Scan the entries below and count the lines holding the string "label". Supply only the number.
· · · · · · ·
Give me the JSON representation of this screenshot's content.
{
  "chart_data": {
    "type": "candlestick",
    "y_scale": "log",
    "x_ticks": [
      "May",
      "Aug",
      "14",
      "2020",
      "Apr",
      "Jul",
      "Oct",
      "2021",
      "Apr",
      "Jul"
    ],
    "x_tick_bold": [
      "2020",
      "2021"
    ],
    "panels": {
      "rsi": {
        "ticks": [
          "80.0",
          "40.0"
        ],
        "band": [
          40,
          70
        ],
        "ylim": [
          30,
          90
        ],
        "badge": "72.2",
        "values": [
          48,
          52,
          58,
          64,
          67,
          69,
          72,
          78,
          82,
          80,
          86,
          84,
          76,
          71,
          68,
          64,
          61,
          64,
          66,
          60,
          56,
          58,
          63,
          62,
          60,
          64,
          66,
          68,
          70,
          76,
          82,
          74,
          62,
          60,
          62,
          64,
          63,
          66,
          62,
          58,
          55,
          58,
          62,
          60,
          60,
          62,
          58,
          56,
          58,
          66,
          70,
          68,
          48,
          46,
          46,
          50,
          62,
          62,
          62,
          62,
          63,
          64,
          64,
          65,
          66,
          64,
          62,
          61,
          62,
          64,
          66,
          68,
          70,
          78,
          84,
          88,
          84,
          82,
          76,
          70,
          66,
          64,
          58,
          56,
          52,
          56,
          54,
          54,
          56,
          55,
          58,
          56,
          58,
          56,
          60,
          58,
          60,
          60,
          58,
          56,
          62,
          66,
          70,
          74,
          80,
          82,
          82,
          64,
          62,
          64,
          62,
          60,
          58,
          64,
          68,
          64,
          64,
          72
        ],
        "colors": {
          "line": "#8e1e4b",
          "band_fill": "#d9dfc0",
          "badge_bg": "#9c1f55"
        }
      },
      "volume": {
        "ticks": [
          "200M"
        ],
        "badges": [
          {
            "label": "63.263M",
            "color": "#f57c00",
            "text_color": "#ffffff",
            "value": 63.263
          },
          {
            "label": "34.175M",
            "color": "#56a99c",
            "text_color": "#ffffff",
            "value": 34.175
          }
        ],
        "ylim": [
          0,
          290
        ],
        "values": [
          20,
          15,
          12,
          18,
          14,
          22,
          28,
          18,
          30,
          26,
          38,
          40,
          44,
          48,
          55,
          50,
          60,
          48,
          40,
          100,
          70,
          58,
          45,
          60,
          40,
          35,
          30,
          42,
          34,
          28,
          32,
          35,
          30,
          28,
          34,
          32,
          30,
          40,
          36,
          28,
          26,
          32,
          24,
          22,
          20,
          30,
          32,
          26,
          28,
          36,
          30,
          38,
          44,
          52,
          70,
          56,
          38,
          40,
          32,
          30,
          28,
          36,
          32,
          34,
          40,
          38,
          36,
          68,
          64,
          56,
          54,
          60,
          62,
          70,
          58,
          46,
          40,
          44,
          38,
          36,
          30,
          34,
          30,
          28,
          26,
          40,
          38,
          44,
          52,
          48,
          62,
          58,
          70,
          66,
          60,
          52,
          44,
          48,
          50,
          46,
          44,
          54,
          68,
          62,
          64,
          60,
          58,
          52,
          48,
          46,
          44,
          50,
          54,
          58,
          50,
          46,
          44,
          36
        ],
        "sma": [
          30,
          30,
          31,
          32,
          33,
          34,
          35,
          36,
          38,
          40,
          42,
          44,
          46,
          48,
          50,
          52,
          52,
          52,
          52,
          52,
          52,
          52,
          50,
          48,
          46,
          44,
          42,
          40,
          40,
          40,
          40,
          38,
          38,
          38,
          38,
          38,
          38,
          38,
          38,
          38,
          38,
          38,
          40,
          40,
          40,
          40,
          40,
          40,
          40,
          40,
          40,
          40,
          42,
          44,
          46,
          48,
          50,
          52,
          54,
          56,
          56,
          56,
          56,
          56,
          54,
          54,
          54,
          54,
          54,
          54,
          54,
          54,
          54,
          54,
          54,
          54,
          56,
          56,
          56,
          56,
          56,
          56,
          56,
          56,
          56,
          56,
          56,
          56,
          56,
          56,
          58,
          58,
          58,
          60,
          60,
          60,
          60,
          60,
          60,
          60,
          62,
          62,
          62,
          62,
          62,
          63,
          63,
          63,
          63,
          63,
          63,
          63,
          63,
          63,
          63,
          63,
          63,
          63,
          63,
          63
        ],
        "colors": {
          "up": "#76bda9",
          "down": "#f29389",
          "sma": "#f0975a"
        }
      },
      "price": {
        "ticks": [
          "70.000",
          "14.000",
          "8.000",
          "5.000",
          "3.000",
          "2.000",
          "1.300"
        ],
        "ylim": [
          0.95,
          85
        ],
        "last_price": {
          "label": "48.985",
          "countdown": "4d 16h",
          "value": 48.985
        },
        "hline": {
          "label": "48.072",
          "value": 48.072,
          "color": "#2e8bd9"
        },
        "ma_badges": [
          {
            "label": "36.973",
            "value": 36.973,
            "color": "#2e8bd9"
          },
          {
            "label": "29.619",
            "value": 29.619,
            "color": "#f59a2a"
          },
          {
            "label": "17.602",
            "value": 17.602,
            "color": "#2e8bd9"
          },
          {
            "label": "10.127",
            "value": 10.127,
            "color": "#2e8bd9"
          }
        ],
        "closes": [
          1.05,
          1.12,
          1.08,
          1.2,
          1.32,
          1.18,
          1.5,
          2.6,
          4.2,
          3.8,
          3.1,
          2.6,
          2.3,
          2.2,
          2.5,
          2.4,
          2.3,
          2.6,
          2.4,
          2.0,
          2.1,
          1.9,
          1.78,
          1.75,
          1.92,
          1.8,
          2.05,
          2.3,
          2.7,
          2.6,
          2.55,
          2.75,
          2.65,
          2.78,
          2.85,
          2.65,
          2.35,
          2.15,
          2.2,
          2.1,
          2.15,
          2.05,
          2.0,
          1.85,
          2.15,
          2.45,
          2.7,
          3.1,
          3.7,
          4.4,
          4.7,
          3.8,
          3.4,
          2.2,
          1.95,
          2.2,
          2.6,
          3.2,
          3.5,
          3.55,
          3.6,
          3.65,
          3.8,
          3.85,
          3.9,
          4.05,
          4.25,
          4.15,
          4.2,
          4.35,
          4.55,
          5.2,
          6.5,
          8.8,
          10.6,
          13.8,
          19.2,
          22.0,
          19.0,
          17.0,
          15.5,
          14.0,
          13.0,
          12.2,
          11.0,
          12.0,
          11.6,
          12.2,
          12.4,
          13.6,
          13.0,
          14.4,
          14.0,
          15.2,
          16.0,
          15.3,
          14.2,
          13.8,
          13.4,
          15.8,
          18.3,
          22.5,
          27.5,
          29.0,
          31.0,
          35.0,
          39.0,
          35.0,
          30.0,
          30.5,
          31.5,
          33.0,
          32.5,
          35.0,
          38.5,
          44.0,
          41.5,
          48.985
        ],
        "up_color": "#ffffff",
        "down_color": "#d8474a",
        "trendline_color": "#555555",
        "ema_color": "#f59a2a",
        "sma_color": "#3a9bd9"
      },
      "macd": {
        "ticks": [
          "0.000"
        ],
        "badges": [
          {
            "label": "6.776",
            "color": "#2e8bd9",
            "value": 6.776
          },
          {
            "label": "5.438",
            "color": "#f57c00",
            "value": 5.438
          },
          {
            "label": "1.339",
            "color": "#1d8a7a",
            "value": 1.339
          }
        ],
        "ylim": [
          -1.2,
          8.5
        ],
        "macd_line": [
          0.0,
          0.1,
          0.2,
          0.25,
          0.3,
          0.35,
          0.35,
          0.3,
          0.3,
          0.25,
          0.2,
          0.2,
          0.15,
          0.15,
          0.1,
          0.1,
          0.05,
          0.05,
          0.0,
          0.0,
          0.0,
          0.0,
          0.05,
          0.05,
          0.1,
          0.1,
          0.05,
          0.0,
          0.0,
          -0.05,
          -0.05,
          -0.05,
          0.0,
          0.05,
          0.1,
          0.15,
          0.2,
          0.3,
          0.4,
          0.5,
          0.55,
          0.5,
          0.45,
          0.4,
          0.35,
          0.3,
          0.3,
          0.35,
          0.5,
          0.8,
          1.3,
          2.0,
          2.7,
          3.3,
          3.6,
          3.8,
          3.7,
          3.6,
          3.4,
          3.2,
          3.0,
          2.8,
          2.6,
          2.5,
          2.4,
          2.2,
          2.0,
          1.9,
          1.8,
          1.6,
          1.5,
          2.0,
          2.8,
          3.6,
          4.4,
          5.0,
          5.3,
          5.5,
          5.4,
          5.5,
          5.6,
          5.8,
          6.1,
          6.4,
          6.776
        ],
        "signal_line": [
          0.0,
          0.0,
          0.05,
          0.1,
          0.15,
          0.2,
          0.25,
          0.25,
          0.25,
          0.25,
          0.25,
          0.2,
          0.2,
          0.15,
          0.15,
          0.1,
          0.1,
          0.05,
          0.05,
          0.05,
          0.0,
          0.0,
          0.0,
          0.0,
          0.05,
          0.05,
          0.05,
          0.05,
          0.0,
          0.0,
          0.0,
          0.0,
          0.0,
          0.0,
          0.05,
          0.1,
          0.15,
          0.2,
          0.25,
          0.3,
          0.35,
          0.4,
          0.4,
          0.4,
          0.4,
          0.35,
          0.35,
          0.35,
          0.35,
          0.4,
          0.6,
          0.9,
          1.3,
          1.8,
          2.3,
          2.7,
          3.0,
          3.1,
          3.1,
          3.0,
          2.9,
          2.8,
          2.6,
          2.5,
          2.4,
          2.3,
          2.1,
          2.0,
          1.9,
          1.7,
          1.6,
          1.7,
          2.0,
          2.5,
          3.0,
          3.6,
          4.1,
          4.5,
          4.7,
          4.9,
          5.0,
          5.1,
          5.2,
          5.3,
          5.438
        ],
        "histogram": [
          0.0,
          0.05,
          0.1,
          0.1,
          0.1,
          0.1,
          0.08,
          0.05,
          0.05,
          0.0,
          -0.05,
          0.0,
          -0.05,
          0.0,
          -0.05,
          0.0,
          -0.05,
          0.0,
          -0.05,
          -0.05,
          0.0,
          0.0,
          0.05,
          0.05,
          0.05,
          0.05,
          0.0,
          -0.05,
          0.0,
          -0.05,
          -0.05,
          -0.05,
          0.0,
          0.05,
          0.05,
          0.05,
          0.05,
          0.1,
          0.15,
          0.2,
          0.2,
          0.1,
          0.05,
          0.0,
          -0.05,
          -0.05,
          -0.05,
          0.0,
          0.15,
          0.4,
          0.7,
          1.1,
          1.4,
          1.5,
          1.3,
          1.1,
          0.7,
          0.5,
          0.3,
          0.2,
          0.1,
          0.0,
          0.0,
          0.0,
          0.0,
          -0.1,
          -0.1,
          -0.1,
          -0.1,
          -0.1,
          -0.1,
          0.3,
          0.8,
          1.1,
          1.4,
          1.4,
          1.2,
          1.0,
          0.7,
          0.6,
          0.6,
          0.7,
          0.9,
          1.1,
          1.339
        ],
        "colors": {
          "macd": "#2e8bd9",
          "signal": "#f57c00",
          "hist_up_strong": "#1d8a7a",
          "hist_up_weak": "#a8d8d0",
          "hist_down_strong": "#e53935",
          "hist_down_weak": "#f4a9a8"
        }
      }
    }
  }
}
· · · · · · ·
Answer to this task:
11